### What is asked
Show every line below where "name" can be found.

******

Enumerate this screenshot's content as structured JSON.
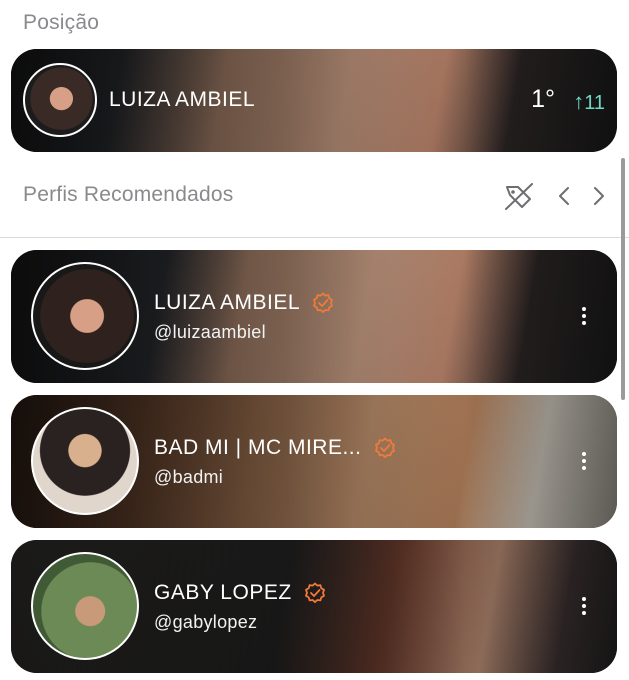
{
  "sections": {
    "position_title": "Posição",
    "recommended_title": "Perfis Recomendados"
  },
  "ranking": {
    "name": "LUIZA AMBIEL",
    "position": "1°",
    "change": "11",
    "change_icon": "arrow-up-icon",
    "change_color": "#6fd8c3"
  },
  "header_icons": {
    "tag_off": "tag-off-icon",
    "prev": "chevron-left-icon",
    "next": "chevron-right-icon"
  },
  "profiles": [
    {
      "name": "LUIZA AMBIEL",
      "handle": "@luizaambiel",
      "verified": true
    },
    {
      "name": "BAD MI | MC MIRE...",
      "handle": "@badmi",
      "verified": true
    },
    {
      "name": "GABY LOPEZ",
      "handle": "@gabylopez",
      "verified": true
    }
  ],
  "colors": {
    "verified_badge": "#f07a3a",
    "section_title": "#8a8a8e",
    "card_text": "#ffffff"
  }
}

******

### Written reply
    "name": "LUIZA AMBIEL",
      "name": "LUIZA AMBIEL",
      "name": "BAD MI | MC MIRE...",
      "name": "GABY LOPEZ",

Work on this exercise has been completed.